[Start TASK INPUT]
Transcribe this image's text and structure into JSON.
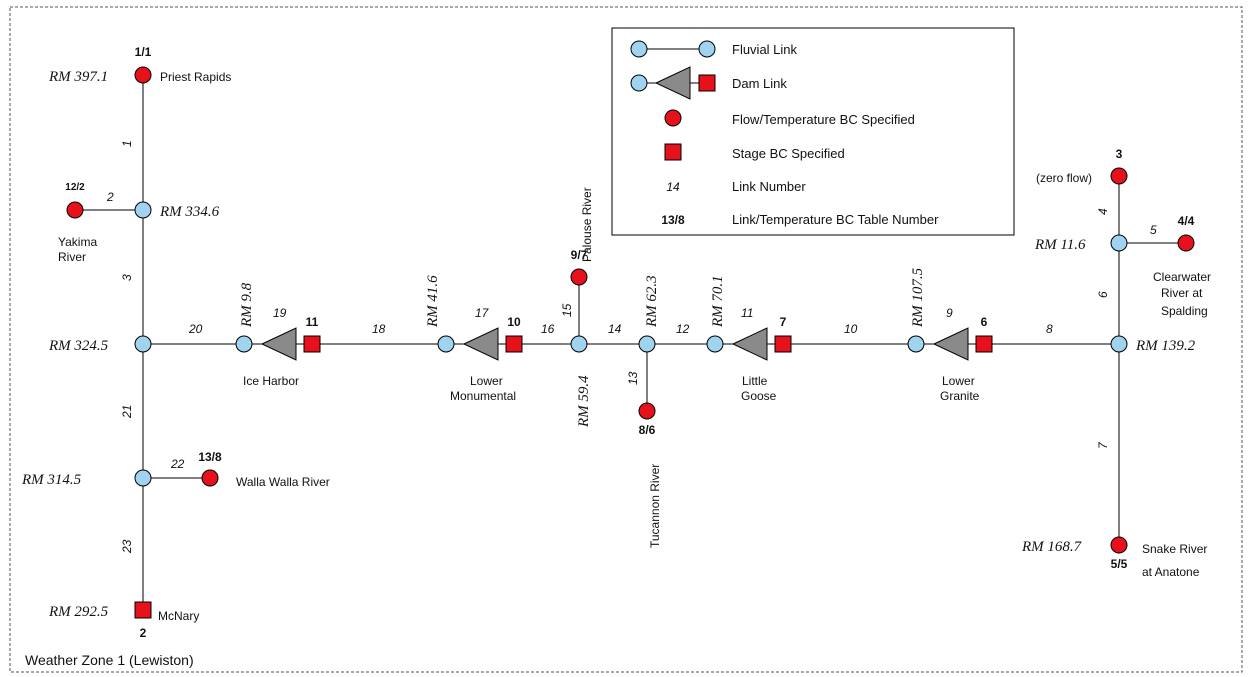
{
  "weather_zone": "Weather Zone 1 (Lewiston)",
  "legend": {
    "fluvial_link": "Fluvial Link",
    "dam_link": "Dam Link",
    "flow_bc": "Flow/Temperature BC Specified",
    "stage_bc": "Stage BC Specified",
    "link_number_sample": "14",
    "link_number": "Link Number",
    "table_number_sample": "13/8",
    "table_number": "Link/Temperature BC Table Number"
  },
  "river_miles": {
    "rm397": "RM 397.1",
    "rm334": "RM 334.6",
    "rm324": "RM 324.5",
    "rm314": "RM 314.5",
    "rm292": "RM 292.5",
    "rm9_8": "RM 9.8",
    "rm41_6": "RM 41.6",
    "rm59_4": "RM 59.4",
    "rm62_3": "RM 62.3",
    "rm70_1": "RM 70.1",
    "rm107_5": "RM 107.5",
    "rm139_2": "RM 139.2",
    "rm11_6": "RM 11.6",
    "rm168_7": "RM 168.7"
  },
  "places": {
    "priest_rapids": "Priest Rapids",
    "yakima_1": "Yakima",
    "yakima_2": "River",
    "walla_walla": "Walla Walla River",
    "mcnary": "McNary",
    "ice_harbor": "Ice Harbor",
    "lower_mon_1": "Lower",
    "lower_mon_2": "Monumental",
    "palouse": "Palouse River",
    "tucannon": "Tucannon River",
    "little_goose_1": "Little",
    "little_goose_2": "Goose",
    "lower_granite_1": "Lower",
    "lower_granite_2": "Granite",
    "zero_flow": "(zero flow)",
    "clearwater_1": "Clearwater",
    "clearwater_2": "River at",
    "clearwater_3": "Spalding",
    "snake_1": "Snake River",
    "snake_2": "at Anatone"
  },
  "table_numbers": {
    "priest": "1/1",
    "yakima": "12/2",
    "walla": "13/8",
    "mcnary": "2",
    "ice_harbor": "11",
    "lower_mon": "10",
    "palouse": "9/7",
    "tucannon": "8/6",
    "little_goose": "7",
    "lower_granite": "6",
    "zero_flow": "3",
    "clearwater": "4/4",
    "anatone": "5/5"
  },
  "links": {
    "l1": "1",
    "l2": "2",
    "l3": "3",
    "l4": "4",
    "l5": "5",
    "l6": "6",
    "l7": "7",
    "l8": "8",
    "l9": "9",
    "l10": "10",
    "l11": "11",
    "l12": "12",
    "l13": "13",
    "l14": "14",
    "l15": "15",
    "l16": "16",
    "l17": "17",
    "l18": "18",
    "l19": "19",
    "l20": "20",
    "l21": "21",
    "l22": "22",
    "l23": "23"
  },
  "colors": {
    "fluvial_node": "#9fd3f0",
    "bc_node": "#e6111b",
    "dam": "#8a8a8a"
  }
}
[End TASK INPUT]
» GOAL: Extract each line holding the word "Temperature" from the records.

» ANSWER FOR THIS EXERCISE:
    "flow_bc": "Flow/Temperature BC Specified",
    "table_number": "Link/Temperature BC Table Number"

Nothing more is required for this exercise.